Repeat only the lines from the one holding "Type out the text in this image." down to the last line of the listing below, including both of those lines.

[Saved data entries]
──────

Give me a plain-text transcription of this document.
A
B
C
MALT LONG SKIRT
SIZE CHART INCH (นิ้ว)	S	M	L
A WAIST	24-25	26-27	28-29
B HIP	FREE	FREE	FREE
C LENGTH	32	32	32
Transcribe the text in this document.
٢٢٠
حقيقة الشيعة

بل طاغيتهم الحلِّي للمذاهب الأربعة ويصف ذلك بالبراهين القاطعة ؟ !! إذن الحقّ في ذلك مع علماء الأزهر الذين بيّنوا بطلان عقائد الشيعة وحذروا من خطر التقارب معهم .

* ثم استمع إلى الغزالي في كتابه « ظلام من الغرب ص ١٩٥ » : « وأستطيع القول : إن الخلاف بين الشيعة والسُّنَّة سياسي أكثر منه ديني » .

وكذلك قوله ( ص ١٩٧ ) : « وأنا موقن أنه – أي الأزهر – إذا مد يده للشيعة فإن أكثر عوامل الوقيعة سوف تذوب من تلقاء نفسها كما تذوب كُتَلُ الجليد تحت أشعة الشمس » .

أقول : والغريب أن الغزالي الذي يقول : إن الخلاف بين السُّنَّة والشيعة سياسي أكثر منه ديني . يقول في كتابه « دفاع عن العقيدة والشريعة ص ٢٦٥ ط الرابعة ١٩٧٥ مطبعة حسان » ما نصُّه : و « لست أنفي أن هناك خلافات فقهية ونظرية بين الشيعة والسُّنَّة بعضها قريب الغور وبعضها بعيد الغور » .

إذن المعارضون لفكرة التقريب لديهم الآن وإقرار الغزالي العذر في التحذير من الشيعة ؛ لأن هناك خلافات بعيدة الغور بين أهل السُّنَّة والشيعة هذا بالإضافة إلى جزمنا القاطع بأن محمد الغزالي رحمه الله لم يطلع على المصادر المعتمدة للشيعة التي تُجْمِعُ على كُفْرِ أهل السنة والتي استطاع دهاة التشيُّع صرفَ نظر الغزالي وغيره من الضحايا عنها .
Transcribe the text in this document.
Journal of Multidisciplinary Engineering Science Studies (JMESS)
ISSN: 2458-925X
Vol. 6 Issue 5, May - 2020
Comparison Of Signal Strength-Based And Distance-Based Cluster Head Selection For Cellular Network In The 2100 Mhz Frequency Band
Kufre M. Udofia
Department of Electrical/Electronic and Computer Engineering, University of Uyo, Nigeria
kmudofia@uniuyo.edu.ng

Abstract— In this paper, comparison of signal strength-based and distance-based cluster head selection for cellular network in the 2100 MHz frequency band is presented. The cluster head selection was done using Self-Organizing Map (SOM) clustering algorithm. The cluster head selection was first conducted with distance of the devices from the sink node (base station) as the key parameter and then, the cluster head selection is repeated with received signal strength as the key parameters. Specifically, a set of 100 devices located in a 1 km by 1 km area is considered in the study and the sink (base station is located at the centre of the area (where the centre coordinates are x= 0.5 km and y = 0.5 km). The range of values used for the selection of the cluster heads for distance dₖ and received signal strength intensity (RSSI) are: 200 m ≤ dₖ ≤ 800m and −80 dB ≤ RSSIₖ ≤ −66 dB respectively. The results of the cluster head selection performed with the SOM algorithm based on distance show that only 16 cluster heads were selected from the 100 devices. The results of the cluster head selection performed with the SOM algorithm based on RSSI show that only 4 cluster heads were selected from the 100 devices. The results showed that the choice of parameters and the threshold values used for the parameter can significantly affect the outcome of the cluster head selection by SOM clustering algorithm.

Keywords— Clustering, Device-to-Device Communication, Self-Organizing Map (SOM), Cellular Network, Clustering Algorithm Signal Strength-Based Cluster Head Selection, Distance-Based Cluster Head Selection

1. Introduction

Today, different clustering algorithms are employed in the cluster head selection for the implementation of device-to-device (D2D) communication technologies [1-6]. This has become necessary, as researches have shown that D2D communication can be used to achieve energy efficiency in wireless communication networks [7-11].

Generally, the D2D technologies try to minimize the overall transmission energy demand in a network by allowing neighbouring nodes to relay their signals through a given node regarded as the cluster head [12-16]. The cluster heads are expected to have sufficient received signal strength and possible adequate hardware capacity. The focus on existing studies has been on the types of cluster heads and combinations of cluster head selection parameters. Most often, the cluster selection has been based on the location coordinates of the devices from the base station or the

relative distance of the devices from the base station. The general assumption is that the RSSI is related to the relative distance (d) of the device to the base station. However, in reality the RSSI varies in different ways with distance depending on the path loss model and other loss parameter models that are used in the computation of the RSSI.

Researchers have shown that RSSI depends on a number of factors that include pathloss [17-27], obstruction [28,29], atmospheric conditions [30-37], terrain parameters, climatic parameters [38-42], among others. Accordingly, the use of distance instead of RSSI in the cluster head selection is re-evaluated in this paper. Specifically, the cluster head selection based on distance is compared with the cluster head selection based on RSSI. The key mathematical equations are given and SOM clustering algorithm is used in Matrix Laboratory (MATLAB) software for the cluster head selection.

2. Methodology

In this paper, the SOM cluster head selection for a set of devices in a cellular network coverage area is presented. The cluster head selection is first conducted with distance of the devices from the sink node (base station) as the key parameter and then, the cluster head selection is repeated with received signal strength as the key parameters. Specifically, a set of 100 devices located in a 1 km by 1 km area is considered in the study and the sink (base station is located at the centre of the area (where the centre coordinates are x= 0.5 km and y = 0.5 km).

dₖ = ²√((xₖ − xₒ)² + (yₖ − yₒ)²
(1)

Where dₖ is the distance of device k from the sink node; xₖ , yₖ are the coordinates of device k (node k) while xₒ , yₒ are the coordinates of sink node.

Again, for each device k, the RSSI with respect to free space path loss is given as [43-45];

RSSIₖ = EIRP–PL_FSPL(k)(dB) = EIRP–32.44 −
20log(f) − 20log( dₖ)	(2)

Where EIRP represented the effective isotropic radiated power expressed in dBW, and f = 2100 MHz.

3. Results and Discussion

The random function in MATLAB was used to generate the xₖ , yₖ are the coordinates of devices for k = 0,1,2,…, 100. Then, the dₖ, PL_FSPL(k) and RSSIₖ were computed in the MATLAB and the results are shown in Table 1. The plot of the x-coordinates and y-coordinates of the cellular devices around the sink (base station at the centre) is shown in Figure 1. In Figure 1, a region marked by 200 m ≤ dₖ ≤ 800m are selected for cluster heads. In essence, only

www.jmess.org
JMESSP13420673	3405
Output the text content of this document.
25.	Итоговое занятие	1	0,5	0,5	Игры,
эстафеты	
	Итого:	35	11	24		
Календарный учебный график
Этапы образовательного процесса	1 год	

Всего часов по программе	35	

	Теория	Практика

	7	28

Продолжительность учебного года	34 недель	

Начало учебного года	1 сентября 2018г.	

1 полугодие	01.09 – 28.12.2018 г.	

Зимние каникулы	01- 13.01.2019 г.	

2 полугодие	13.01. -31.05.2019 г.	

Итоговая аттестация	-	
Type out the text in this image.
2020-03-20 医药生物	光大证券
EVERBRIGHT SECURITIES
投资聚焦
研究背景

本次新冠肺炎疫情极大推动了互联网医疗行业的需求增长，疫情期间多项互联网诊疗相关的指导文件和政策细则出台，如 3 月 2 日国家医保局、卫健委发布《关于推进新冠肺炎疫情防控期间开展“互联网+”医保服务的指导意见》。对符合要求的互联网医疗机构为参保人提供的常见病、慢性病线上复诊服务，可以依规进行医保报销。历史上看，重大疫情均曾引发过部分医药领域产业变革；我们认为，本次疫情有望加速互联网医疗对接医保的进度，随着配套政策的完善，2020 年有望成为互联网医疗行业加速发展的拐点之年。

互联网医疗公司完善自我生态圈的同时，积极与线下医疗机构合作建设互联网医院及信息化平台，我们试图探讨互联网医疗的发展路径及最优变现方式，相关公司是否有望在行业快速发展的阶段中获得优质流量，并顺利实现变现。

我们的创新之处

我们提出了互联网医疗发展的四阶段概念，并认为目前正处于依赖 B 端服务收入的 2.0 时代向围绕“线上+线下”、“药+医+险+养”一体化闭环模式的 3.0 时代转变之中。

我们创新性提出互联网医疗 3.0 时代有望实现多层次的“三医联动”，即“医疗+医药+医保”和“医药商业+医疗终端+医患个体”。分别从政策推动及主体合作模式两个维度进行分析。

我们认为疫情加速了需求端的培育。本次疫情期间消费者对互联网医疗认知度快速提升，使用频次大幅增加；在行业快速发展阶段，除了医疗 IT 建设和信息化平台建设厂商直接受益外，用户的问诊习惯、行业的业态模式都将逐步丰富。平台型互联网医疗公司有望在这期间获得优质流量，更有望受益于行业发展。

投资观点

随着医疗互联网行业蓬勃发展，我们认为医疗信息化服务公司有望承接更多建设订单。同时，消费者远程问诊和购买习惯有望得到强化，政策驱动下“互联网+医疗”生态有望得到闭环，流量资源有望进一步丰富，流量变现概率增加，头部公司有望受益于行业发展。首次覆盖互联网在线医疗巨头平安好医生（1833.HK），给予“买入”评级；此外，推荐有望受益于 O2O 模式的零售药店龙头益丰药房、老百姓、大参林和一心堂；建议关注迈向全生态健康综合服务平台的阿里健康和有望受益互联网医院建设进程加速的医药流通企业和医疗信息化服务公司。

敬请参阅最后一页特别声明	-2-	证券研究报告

──────

Exercise result
Type out the text in this image.
2020-03-20 医药生物	光大证券
EVERBRIGHT SECURITIES
投资聚焦
研究背景

本次新冠肺炎疫情极大推动了互联网医疗行业的需求增长，疫情期间多项互联网诊疗相关的指导文件和政策细则出台，如 3 月 2 日国家医保局、卫健委发布《关于推进新冠肺炎疫情防控期间开展“互联网+”医保服务的指导意见》。对符合要求的互联网医疗机构为参保人提供的常见病、慢性病线上复诊服务，可以依规进行医保报销。历史上看，重大疫情均曾引发过部分医药领域产业变革；我们认为，本次疫情有望加速互联网医疗对接医保的进度，随着配套政策的完善，2020 年有望成为互联网医疗行业加速发展的拐点之年。

互联网医疗公司完善自我生态圈的同时，积极与线下医疗机构合作建设互联网医院及信息化平台，我们试图探讨互联网医疗的发展路径及最优变现方式，相关公司是否有望在行业快速发展的阶段中获得优质流量，并顺利实现变现。

我们的创新之处

我们提出了互联网医疗发展的四阶段概念，并认为目前正处于依赖 B 端服务收入的 2.0 时代向围绕“线上+线下”、“药+医+险+养”一体化闭环模式的 3.0 时代转变之中。

我们创新性提出互联网医疗 3.0 时代有望实现多层次的“三医联动”，即“医疗+医药+医保”和“医药商业+医疗终端+医患个体”。分别从政策推动及主体合作模式两个维度进行分析。

我们认为疫情加速了需求端的培育。本次疫情期间消费者对互联网医疗认知度快速提升，使用频次大幅增加；在行业快速发展阶段，除了医疗 IT 建设和信息化平台建设厂商直接受益外，用户的问诊习惯、行业的业态模式都将逐步丰富。平台型互联网医疗公司有望在这期间获得优质流量，更有望受益于行业发展。

投资观点

随着医疗互联网行业蓬勃发展，我们认为医疗信息化服务公司有望承接更多建设订单。同时，消费者远程问诊和购买习惯有望得到强化，政策驱动下“互联网+医疗”生态有望得到闭环，流量资源有望进一步丰富，流量变现概率增加，头部公司有望受益于行业发展。首次覆盖互联网在线医疗巨头平安好医生（1833.HK），给予“买入”评级；此外，推荐有望受益于 O2O 模式的零售药店龙头益丰药房、老百姓、大参林和一心堂；建议关注迈向全生态健康综合服务平台的阿里健康和有望受益互联网医院建设进程加速的医药流通企业和医疗信息化服务公司。

敬请参阅最后一页特别声明	-2-	证券研究报告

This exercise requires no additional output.